> **Aim**
Print the data that follows exactly.

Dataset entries
#####
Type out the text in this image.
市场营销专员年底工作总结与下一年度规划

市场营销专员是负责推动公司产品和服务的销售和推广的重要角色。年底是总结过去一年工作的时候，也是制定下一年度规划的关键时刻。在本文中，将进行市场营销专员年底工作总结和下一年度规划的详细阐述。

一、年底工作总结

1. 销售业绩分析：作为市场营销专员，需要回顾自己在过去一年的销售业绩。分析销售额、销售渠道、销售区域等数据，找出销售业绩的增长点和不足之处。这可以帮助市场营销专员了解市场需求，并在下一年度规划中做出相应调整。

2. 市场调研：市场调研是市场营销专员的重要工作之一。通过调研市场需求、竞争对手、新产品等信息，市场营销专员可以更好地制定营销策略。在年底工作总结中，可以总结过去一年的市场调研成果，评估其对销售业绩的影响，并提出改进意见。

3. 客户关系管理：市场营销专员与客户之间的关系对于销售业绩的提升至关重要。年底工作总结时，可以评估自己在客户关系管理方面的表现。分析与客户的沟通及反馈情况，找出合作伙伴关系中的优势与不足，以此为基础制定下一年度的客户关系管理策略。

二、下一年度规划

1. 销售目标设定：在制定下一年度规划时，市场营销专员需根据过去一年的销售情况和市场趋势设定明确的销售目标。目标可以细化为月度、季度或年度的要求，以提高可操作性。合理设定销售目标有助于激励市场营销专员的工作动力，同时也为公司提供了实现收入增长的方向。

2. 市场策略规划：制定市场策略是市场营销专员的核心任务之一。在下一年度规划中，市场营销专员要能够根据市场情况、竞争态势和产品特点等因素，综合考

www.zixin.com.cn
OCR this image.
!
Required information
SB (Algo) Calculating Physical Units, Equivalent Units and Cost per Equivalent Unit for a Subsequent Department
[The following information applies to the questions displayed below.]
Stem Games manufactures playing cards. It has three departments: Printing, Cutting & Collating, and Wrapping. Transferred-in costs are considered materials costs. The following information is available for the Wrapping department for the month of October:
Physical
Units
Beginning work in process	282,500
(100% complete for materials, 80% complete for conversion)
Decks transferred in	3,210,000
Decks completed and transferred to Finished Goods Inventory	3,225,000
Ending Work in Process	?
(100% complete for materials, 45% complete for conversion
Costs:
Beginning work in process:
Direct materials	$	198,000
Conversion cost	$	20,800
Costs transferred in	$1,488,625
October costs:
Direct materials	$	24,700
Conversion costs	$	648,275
#####
> **Written solution**
Type out the text in this image.
市场营销专员年底工作总结与下一年度规划

市场营销专员是负责推动公司产品和服务的销售和推广的重要角色。年底是总结过去一年工作的时候，也是制定下一年度规划的关键时刻。在本文中，将进行市场营销专员年底工作总结和下一年度规划的详细阐述。

一、年底工作总结

1. 销售业绩分析：作为市场营销专员，需要回顾自己在过去一年的销售业绩。分析销售额、销售渠道、销售区域等数据，找出销售业绩的增长点和不足之处。这可以帮助市场营销专员了解市场需求，并在下一年度规划中做出相应调整。

2. 市场调研：市场调研是市场营销专员的重要工作之一。通过调研市场需求、竞争对手、新产品等信息，市场营销专员可以更好地制定营销策略。在年底工作总结中，可以总结过去一年的市场调研成果，评估其对销售业绩的影响，并提出改进意见。

3. 客户关系管理：市场营销专员与客户之间的关系对于销售业绩的提升至关重要。年底工作总结时，可以评估自己在客户关系管理方面的表现。分析与客户的沟通及反馈情况，找出合作伙伴关系中的优势与不足，以此为基础制定下一年度的客户关系管理策略。

二、下一年度规划

1. 销售目标设定：在制定下一年度规划时，市场营销专员需根据过去一年的销售情况和市场趋势设定明确的销售目标。目标可以细化为月度、季度或年度的要求，以提高可操作性。合理设定销售目标有助于激励市场营销专员的工作动力，同时也为公司提供了实现收入增长的方向。

2. 市场策略规划：制定市场策略是市场营销专员的核心任务之一。在下一年度规划中，市场营销专员要能够根据市场情况、竞争态势和产品特点等因素，综合考

www.zixin.com.cn
OCR this image.
!
Required information
SB (Algo) Calculating Physical Units, Equivalent Units and Cost per Equivalent Unit for a Subsequent Department
[The following information applies to the questions displayed below.]
Stem Games manufactures playing cards. It has three departments: Printing, Cutting & Collating, and Wrapping. Transferred-in costs are considered materials costs. The following information is available for the Wrapping department for the month of October:
Physical
Units
Beginning work in process	282,500
(100% complete for materials, 80% complete for conversion)
Decks transferred in	3,210,000
Decks completed and transferred to Finished Goods Inventory	3,225,000
Ending Work in Process	?
(100% complete for materials, 45% complete for conversion
Costs:
Beginning work in process:
Direct materials	$	198,000
Conversion cost	$	20,800
Costs transferred in	$1,488,625
October costs:
Direct materials	$	24,700
Conversion costs	$	648,275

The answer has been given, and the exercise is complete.